Supplied entries =>
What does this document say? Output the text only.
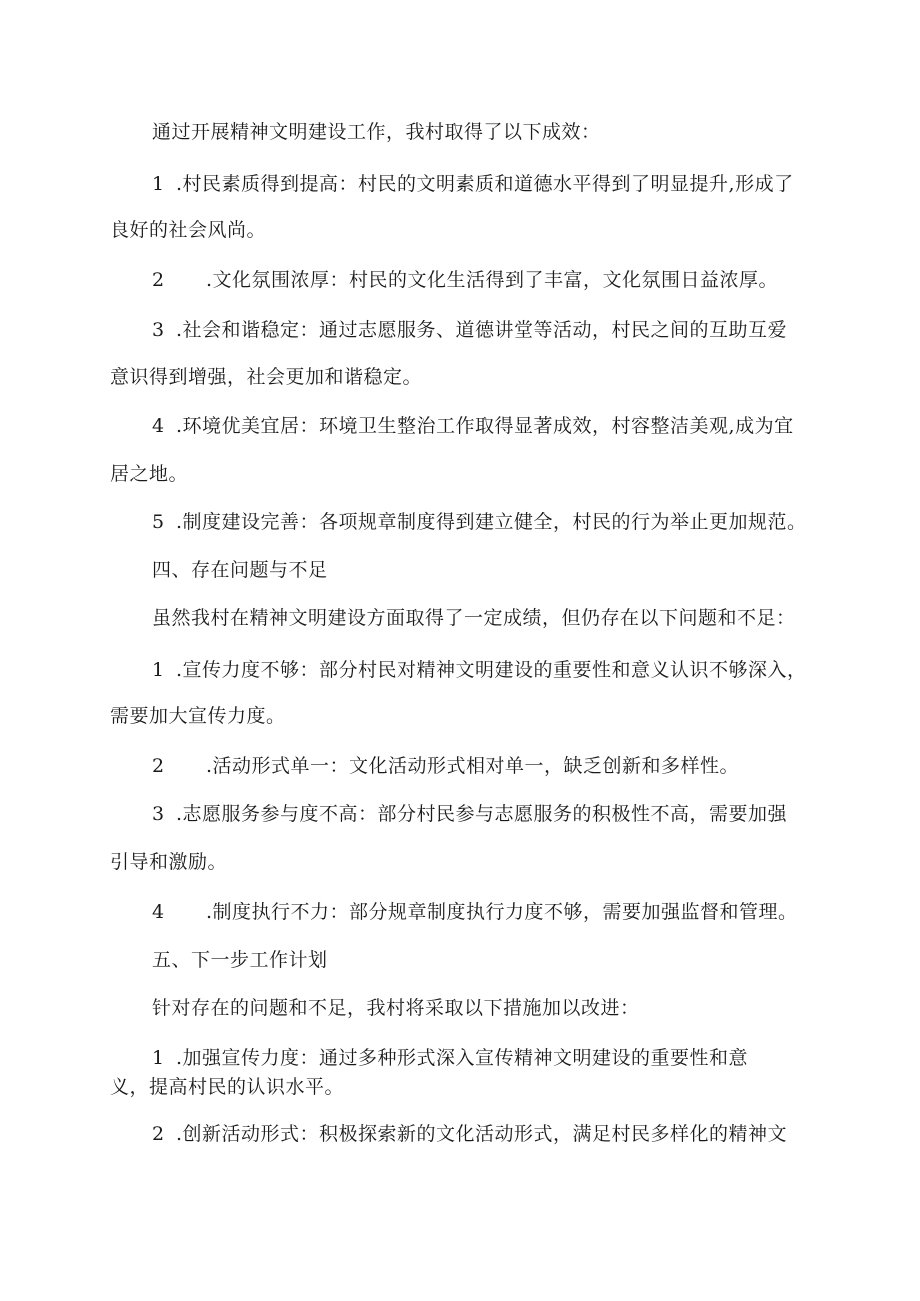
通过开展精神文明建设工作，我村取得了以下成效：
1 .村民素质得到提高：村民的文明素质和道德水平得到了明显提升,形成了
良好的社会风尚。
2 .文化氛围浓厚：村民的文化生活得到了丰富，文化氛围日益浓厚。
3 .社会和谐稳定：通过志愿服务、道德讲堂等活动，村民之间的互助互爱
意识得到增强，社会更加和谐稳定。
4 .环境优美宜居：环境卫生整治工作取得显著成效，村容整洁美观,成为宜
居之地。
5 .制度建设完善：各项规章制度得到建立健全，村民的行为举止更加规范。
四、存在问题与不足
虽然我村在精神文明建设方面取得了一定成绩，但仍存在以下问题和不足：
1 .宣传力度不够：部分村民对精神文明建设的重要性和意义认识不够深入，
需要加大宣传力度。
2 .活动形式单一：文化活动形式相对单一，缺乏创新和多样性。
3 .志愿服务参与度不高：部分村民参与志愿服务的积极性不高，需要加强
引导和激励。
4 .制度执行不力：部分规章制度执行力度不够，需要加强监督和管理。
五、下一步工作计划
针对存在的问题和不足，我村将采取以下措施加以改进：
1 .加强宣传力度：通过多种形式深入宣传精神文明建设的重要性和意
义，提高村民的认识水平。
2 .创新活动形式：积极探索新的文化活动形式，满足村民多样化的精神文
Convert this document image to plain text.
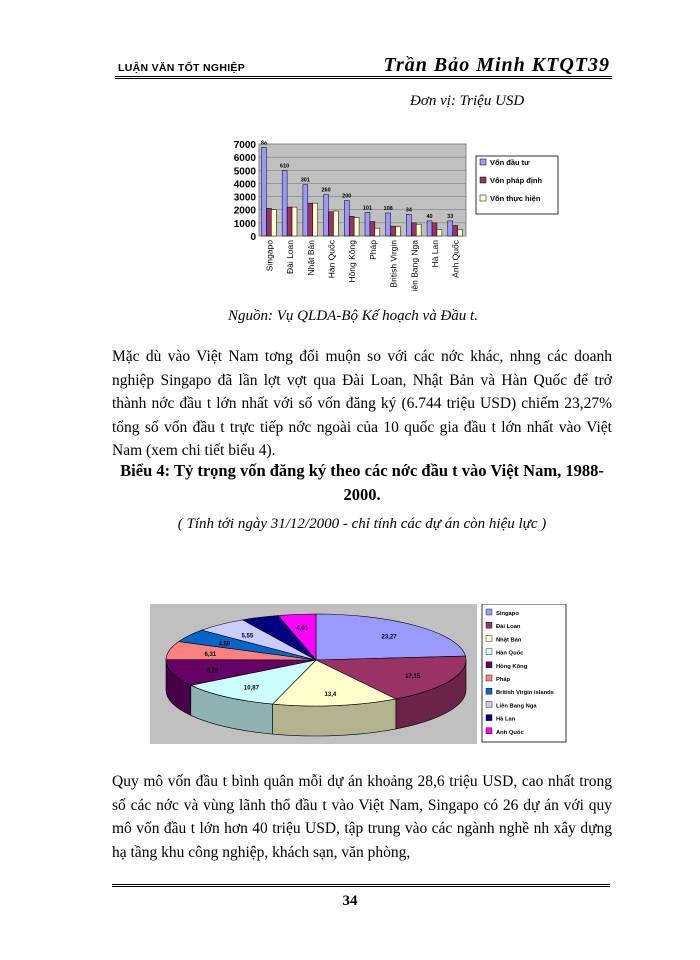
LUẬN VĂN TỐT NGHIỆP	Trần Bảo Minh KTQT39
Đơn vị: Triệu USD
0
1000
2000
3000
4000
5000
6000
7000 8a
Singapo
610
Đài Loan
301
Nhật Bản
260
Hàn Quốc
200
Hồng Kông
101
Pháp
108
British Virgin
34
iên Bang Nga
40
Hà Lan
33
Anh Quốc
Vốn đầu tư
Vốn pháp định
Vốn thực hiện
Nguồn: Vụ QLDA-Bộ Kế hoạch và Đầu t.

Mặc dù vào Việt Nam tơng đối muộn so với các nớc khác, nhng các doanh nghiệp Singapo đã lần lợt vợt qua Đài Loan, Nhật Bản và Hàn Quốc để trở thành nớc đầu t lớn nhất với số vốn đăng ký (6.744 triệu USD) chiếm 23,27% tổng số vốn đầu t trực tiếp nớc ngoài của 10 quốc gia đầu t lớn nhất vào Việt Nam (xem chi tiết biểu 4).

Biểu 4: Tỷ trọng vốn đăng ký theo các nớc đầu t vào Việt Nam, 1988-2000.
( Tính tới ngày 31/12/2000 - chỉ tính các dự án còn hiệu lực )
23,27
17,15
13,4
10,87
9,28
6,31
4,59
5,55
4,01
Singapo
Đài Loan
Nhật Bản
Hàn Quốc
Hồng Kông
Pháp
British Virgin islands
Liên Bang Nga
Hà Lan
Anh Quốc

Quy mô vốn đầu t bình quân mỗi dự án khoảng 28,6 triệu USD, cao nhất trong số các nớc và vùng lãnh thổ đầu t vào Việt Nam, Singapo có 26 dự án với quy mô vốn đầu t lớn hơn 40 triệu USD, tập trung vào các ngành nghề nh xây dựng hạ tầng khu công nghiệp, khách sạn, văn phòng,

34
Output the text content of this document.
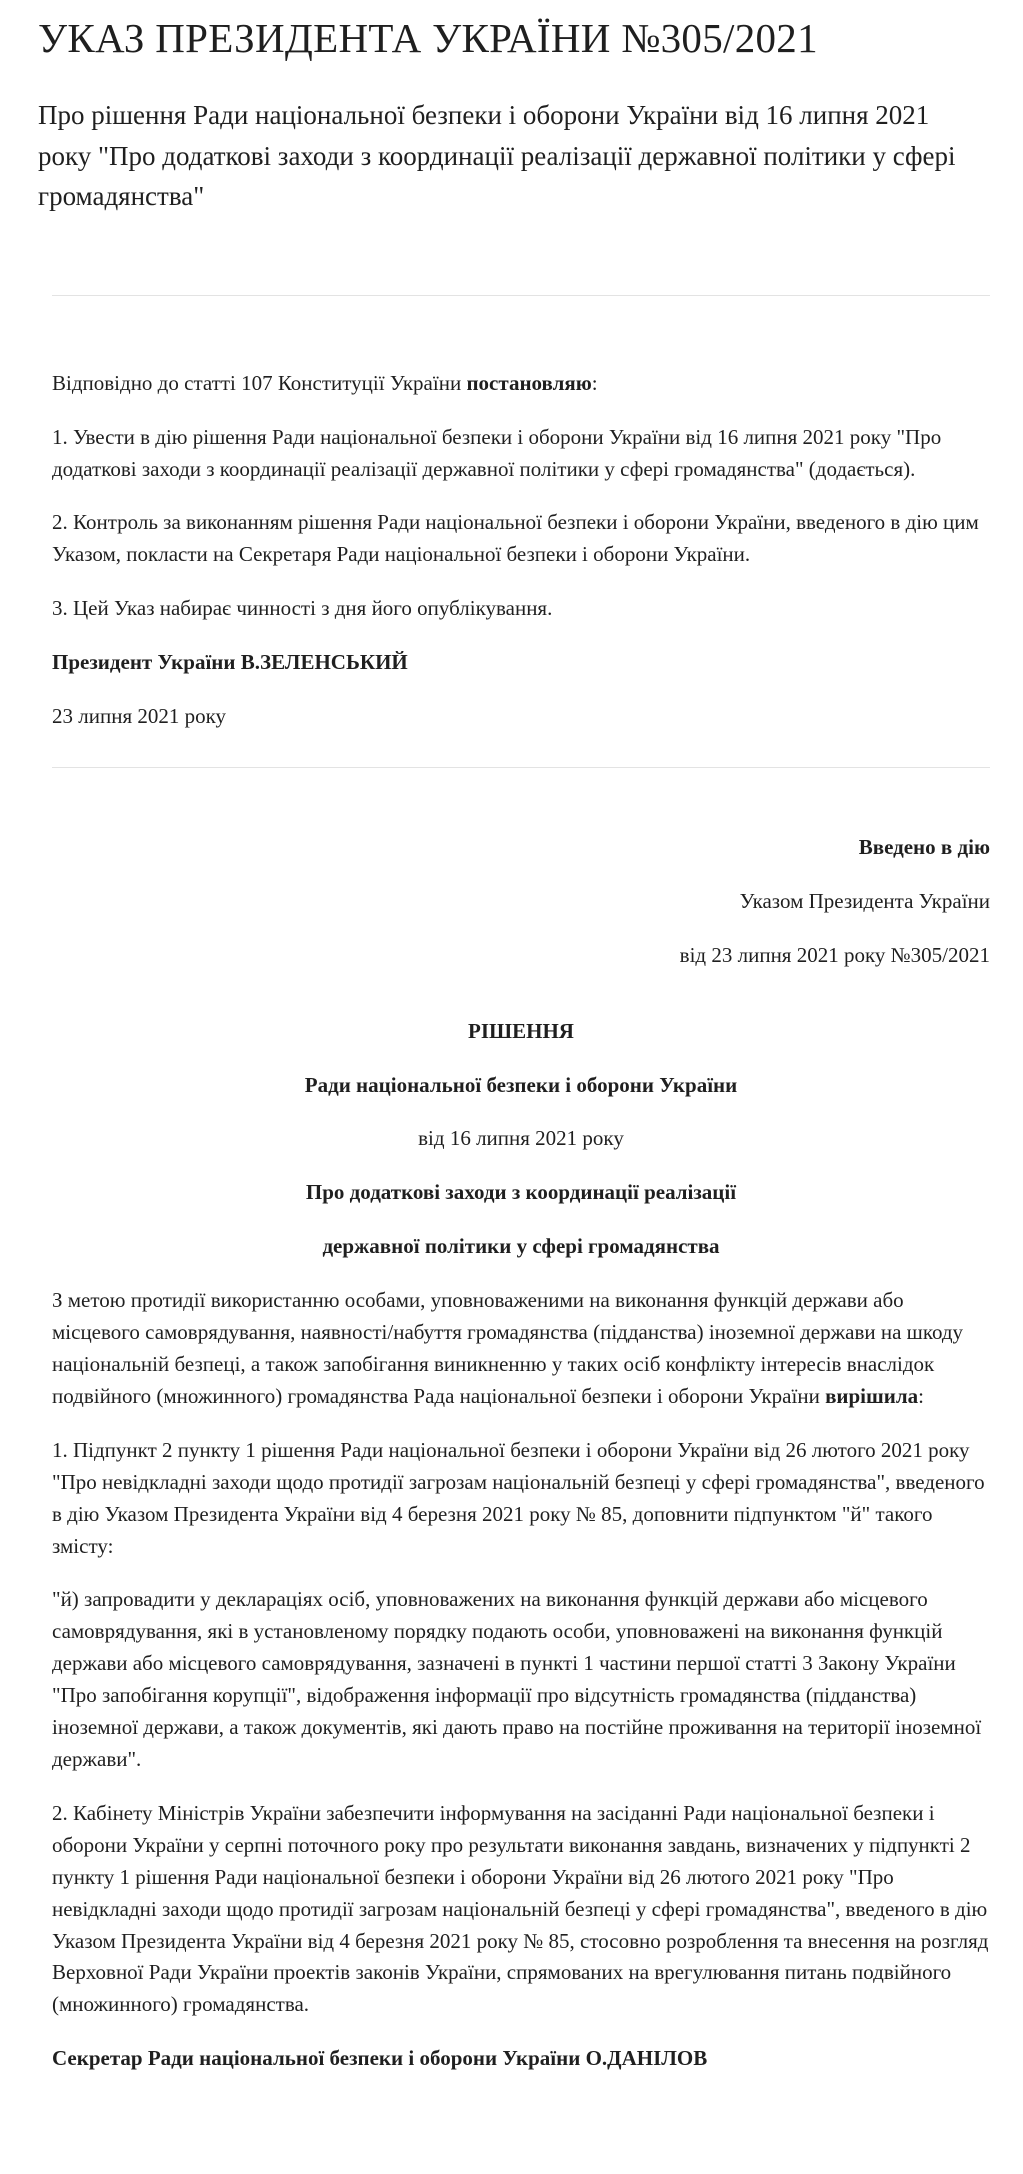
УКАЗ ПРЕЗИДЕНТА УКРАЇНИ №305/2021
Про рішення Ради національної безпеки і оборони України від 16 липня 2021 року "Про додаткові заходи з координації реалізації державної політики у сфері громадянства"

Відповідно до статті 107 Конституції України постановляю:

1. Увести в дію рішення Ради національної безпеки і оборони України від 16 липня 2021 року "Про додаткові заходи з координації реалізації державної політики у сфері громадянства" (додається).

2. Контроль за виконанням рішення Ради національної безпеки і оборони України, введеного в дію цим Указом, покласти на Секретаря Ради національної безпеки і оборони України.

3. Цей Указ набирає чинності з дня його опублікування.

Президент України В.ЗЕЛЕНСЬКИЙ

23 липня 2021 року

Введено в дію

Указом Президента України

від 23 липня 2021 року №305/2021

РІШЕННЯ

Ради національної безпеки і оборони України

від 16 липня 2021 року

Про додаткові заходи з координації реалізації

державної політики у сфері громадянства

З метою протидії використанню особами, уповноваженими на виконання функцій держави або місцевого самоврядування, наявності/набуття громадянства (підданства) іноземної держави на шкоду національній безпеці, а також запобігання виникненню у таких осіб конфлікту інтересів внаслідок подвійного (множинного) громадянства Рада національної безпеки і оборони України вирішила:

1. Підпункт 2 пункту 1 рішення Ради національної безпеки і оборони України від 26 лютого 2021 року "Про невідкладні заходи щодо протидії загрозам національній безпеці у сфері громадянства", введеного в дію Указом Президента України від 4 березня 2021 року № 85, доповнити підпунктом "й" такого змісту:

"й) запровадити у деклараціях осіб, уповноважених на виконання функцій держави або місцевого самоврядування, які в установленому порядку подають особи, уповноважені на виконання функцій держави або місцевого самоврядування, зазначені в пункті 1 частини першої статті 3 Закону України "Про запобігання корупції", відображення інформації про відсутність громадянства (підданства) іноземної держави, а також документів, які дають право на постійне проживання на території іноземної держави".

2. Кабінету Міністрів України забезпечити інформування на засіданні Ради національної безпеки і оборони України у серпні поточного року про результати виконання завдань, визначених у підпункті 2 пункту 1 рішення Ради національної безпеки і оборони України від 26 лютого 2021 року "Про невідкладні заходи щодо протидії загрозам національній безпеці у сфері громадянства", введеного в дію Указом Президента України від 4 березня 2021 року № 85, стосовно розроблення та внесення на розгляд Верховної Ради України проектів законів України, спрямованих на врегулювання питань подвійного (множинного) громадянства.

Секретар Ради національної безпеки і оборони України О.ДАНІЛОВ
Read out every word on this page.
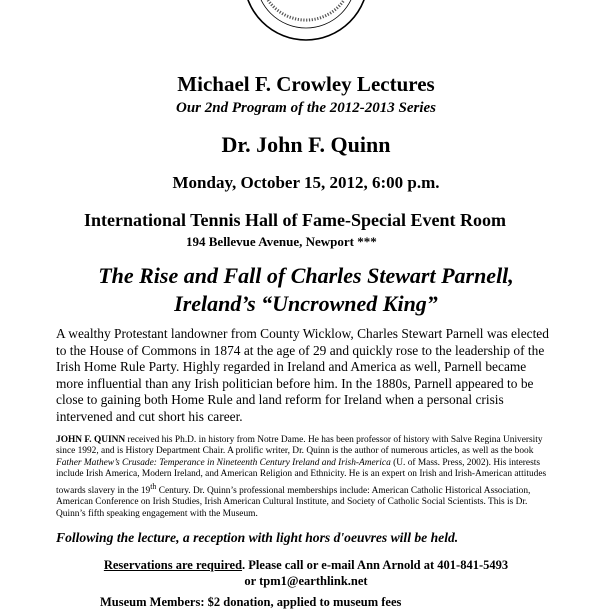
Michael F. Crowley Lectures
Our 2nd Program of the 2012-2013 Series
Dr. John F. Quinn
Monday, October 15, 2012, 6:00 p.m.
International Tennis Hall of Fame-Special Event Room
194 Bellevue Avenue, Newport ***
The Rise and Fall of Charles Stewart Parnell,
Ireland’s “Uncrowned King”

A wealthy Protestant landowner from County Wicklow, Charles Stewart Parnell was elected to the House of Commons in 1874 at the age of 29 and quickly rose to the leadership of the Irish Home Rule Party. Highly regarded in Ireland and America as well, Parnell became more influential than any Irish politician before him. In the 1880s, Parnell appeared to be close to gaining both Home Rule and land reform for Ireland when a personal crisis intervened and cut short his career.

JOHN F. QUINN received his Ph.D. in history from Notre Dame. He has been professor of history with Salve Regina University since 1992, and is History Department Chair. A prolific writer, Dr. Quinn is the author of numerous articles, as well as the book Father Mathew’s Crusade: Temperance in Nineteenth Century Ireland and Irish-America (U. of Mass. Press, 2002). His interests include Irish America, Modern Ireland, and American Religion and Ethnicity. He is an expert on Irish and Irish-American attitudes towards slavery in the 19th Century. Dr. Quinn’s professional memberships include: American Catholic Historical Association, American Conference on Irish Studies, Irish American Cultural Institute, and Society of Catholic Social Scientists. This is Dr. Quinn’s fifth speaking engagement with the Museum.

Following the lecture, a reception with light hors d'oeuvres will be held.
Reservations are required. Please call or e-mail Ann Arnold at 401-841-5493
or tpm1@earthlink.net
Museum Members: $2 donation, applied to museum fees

To do => Without the pictures, return all the records precisely as they stand.

Response below =>
What does this document say? Output the text only.
通过开展精神文明建设工作，我村取得了以下成效：
1 .村民素质得到提高：村民的文明素质和道德水平得到了明显提升,形成了
良好的社会风尚。
2 .文化氛围浓厚：村民的文化生活得到了丰富，文化氛围日益浓厚。
3 .社会和谐稳定：通过志愿服务、道德讲堂等活动，村民之间的互助互爱
意识得到增强，社会更加和谐稳定。
4 .环境优美宜居：环境卫生整治工作取得显著成效，村容整洁美观,成为宜
居之地。
5 .制度建设完善：各项规章制度得到建立健全，村民的行为举止更加规范。
四、存在问题与不足
虽然我村在精神文明建设方面取得了一定成绩，但仍存在以下问题和不足：
1 .宣传力度不够：部分村民对精神文明建设的重要性和意义认识不够深入，
需要加大宣传力度。
2 .活动形式单一：文化活动形式相对单一，缺乏创新和多样性。
3 .志愿服务参与度不高：部分村民参与志愿服务的积极性不高，需要加强
引导和激励。
4 .制度执行不力：部分规章制度执行力度不够，需要加强监督和管理。
五、下一步工作计划
针对存在的问题和不足，我村将采取以下措施加以改进：
1 .加强宣传力度：通过多种形式深入宣传精神文明建设的重要性和意
义，提高村民的认识水平。
2 .创新活动形式：积极探索新的文化活动形式，满足村民多样化的精神文
Convert this document image to plain text.
LUẬN VĂN TỐT NGHIỆP	Trần Bảo Minh KTQT39
Đơn vị: Triệu USD
0
1000
2000
3000
4000
5000
6000
7000 8a
Singapo
610
Đài Loan
301
Nhật Bản
260
Hàn Quốc
200
Hồng Kông
101
Pháp
108
British Virgin
34
iên Bang Nga
40
Hà Lan
33
Anh Quốc
Vốn đầu tư
Vốn pháp định
Vốn thực hiện
Nguồn: Vụ QLDA-Bộ Kế hoạch và Đầu t.

Mặc dù vào Việt Nam tơng đối muộn so với các nớc khác, nhng các doanh nghiệp Singapo đã lần lợt vợt qua Đài Loan, Nhật Bản và Hàn Quốc để trở thành nớc đầu t lớn nhất với số vốn đăng ký (6.744 triệu USD) chiếm 23,27% tổng số vốn đầu t trực tiếp nớc ngoài của 10 quốc gia đầu t lớn nhất vào Việt Nam (xem chi tiết biểu 4).

Biểu 4: Tỷ trọng vốn đăng ký theo các nớc đầu t vào Việt Nam, 1988-2000.
( Tính tới ngày 31/12/2000 - chỉ tính các dự án còn hiệu lực )
23,27
17,15
13,4
10,87
9,28
6,31
4,59
5,55
4,01
Singapo
Đài Loan
Nhật Bản
Hàn Quốc
Hồng Kông
Pháp
British Virgin islands
Liên Bang Nga
Hà Lan
Anh Quốc

Quy mô vốn đầu t bình quân mỗi dự án khoảng 28,6 triệu USD, cao nhất trong số các nớc và vùng lãnh thổ đầu t vào Việt Nam, Singapo có 26 dự án với quy mô vốn đầu t lớn hơn 40 triệu USD, tập trung vào các ngành nghề nh xây dựng hạ tầng khu công nghiệp, khách sạn, văn phòng,

34
Output the text content of this document.
УКАЗ ПРЕЗИДЕНТА УКРАЇНИ №305/2021
Про рішення Ради національної безпеки і оборони України від 16 липня 2021 року "Про додаткові заходи з координації реалізації державної політики у сфері громадянства"

Відповідно до статті 107 Конституції України постановляю:

1. Увести в дію рішення Ради національної безпеки і оборони України від 16 липня 2021 року "Про додаткові заходи з координації реалізації державної політики у сфері громадянства" (додається).

2. Контроль за виконанням рішення Ради національної безпеки і оборони України, введеного в дію цим Указом, покласти на Секретаря Ради національної безпеки і оборони України.

3. Цей Указ набирає чинності з дня його опублікування.

Президент України В.ЗЕЛЕНСЬКИЙ

23 липня 2021 року

Введено в дію

Указом Президента України

від 23 липня 2021 року №305/2021

РІШЕННЯ

Ради національної безпеки і оборони України

від 16 липня 2021 року

Про додаткові заходи з координації реалізації

державної політики у сфері громадянства

З метою протидії використанню особами, уповноваженими на виконання функцій держави або місцевого самоврядування, наявності/набуття громадянства (підданства) іноземної держави на шкоду національній безпеці, а також запобігання виникненню у таких осіб конфлікту інтересів внаслідок подвійного (множинного) громадянства Рада національної безпеки і оборони України вирішила:

1. Підпункт 2 пункту 1 рішення Ради національної безпеки і оборони України від 26 лютого 2021 року "Про невідкладні заходи щодо протидії загрозам національній безпеці у сфері громадянства", введеного в дію Указом Президента України від 4 березня 2021 року № 85, доповнити підпунктом "й" такого змісту:

"й) запровадити у деклараціях осіб, уповноважених на виконання функцій держави або місцевого самоврядування, які в установленому порядку подають особи, уповноважені на виконання функцій держави або місцевого самоврядування, зазначені в пункті 1 частини першої статті 3 Закону України "Про запобігання корупції", відображення інформації про відсутність громадянства (підданства) іноземної держави, а також документів, які дають право на постійне проживання на території іноземної держави".

2. Кабінету Міністрів України забезпечити інформування на засіданні Ради національної безпеки і оборони України у серпні поточного року про результати виконання завдань, визначених у підпункті 2 пункту 1 рішення Ради національної безпеки і оборони України від 26 лютого 2021 року "Про невідкладні заходи щодо протидії загрозам національній безпеці у сфері громадянства", введеного в дію Указом Президента України від 4 березня 2021 року № 85, стосовно розроблення та внесення на розгляд Верховної Ради України проектів законів України, спрямованих на врегулювання питань подвійного (множинного) громадянства.

Секретар Ради національної безпеки і оборони України О.ДАНІЛОВ
Read out every word on this page.
Michael F. Crowley Lectures
Our 2nd Program of the 2012-2013 Series
Dr. John F. Quinn
Monday, October 15, 2012, 6:00 p.m.
International Tennis Hall of Fame-Special Event Room
194 Bellevue Avenue, Newport ***
The Rise and Fall of Charles Stewart Parnell,
Ireland’s “Uncrowned King”

A wealthy Protestant landowner from County Wicklow, Charles Stewart Parnell was elected to the House of Commons in 1874 at the age of 29 and quickly rose to the leadership of the Irish Home Rule Party. Highly regarded in Ireland and America as well, Parnell became more influential than any Irish politician before him. In the 1880s, Parnell appeared to be close to gaining both Home Rule and land reform for Ireland when a personal crisis intervened and cut short his career.

JOHN F. QUINN received his Ph.D. in history from Notre Dame. He has been professor of history with Salve Regina University since 1992, and is History Department Chair. A prolific writer, Dr. Quinn is the author of numerous articles, as well as the book Father Mathew’s Crusade: Temperance in Nineteenth Century Ireland and Irish-America (U. of Mass. Press, 2002). His interests include Irish America, Modern Ireland, and American Religion and Ethnicity. He is an expert on Irish and Irish-American attitudes towards slavery in the 19th Century. Dr. Quinn’s professional memberships include: American Catholic Historical Association, American Conference on Irish Studies, Irish American Cultural Institute, and Society of Catholic Social Scientists. This is Dr. Quinn’s fifth speaking engagement with the Museum.

Following the lecture, a reception with light hors d'oeuvres will be held.
Reservations are required. Please call or e-mail Ann Arnold at 401-841-5493
or tpm1@earthlink.net
Museum Members: $2 donation, applied to museum fees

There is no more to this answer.